** Start **
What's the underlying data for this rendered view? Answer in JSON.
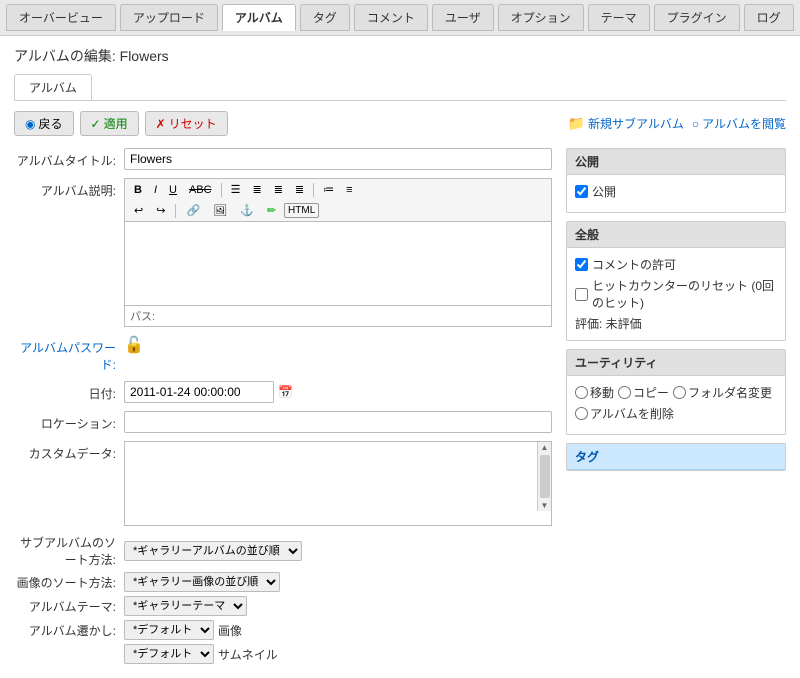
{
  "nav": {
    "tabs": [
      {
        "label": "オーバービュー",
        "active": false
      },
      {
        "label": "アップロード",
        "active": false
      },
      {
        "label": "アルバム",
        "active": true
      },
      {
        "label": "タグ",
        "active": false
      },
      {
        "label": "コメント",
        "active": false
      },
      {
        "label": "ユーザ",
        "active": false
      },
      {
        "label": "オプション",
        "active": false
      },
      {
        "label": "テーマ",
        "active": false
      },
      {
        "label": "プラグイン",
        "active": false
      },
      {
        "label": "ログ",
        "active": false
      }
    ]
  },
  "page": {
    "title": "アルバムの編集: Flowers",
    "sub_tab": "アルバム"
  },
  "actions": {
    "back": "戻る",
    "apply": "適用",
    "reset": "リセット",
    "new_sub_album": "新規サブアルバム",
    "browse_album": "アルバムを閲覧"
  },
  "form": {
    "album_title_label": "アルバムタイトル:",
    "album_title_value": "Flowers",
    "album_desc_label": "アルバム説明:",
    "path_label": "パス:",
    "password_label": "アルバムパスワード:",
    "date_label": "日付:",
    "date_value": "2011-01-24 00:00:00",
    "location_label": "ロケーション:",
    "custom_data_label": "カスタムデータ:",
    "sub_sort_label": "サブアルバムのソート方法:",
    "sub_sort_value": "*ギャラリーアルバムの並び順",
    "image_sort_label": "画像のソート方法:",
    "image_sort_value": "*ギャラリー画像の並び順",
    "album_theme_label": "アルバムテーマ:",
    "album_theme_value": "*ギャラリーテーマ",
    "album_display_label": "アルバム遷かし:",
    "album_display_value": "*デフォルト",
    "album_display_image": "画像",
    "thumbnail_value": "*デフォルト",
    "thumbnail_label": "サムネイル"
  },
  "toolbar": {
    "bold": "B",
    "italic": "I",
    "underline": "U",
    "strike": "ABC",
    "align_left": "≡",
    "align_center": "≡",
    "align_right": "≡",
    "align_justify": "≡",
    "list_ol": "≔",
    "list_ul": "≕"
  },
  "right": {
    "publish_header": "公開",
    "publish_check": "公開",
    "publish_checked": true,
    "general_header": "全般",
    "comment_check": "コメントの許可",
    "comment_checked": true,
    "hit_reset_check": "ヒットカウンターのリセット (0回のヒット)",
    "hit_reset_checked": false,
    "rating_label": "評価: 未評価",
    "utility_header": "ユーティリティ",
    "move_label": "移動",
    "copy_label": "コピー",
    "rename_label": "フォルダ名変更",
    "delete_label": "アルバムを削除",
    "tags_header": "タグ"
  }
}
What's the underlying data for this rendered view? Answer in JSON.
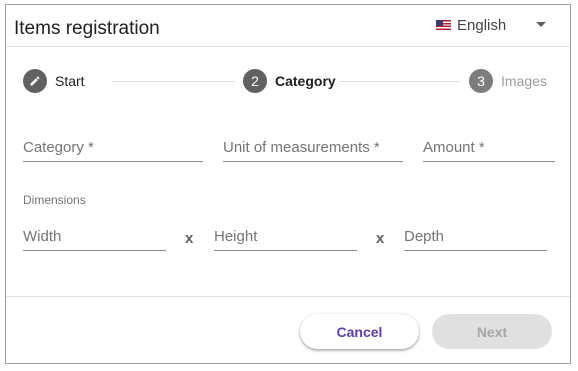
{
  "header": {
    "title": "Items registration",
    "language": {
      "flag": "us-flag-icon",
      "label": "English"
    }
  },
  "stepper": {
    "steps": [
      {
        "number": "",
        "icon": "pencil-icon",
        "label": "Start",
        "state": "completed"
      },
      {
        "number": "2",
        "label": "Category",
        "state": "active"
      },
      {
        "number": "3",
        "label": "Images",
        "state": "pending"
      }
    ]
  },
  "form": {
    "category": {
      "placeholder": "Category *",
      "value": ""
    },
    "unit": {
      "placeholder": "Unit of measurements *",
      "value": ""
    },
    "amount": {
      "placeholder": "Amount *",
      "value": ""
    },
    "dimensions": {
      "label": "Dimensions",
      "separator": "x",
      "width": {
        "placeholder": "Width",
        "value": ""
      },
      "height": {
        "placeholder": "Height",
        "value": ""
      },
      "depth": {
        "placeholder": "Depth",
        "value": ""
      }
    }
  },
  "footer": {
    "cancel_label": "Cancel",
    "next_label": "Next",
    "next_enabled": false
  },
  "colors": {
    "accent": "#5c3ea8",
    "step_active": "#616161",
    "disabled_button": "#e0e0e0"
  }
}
** End **
• TO DO
Among the lines of the material, find those that hold the word "placeholder" and copy them.

• OUTPUT
      "placeholder": "Category *",
      "placeholder": "Unit of measurements *",
      "placeholder": "Amount *",
        "placeholder": "Width",
        "placeholder": "Height",
        "placeholder": "Depth",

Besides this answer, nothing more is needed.